# EXERCISE
Count only the lines of the records that hold "三会一课", then give the number without any other words.

[Dataset items]
—————
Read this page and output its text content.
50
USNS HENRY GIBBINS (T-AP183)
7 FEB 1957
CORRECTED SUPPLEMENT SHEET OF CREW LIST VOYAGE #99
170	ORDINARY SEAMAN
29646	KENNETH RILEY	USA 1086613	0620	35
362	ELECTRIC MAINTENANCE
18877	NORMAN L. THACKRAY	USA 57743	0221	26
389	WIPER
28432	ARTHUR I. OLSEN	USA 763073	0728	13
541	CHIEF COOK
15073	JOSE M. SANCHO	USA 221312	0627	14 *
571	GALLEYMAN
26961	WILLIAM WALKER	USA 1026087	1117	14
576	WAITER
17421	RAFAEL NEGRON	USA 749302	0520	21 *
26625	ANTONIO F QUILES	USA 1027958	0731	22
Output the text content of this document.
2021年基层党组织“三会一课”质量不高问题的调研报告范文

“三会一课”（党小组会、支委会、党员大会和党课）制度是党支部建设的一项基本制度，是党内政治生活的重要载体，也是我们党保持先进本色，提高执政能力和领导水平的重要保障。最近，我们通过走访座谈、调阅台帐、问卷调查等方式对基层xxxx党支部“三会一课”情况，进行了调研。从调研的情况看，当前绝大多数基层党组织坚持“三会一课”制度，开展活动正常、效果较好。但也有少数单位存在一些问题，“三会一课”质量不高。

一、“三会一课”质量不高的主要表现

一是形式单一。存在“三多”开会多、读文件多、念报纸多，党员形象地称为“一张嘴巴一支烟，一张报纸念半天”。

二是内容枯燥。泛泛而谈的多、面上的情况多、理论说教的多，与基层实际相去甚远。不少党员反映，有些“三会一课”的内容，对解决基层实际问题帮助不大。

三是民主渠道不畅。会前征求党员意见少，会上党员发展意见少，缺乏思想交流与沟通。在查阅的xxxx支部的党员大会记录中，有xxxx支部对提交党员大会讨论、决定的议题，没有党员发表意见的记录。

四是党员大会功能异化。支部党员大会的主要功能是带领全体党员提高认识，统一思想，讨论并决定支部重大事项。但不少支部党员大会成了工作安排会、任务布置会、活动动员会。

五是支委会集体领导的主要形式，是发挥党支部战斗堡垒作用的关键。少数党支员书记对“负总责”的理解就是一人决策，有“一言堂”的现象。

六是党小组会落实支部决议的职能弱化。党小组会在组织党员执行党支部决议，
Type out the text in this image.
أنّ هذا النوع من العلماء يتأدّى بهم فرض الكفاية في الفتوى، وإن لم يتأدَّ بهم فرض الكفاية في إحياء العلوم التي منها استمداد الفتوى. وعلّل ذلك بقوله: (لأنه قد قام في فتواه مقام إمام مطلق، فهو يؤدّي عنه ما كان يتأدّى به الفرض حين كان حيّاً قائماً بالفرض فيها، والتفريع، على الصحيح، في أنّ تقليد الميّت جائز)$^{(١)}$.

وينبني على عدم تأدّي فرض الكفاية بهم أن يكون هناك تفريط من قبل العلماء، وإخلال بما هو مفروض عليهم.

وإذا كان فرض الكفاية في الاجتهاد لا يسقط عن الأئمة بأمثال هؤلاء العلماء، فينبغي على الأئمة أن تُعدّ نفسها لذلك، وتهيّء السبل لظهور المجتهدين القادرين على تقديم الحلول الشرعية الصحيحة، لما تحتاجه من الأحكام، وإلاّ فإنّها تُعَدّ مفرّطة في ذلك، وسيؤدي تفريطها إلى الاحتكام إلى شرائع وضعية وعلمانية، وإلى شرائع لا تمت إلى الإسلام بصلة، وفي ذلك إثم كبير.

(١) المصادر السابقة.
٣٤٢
—————
# TASK ANSWER
4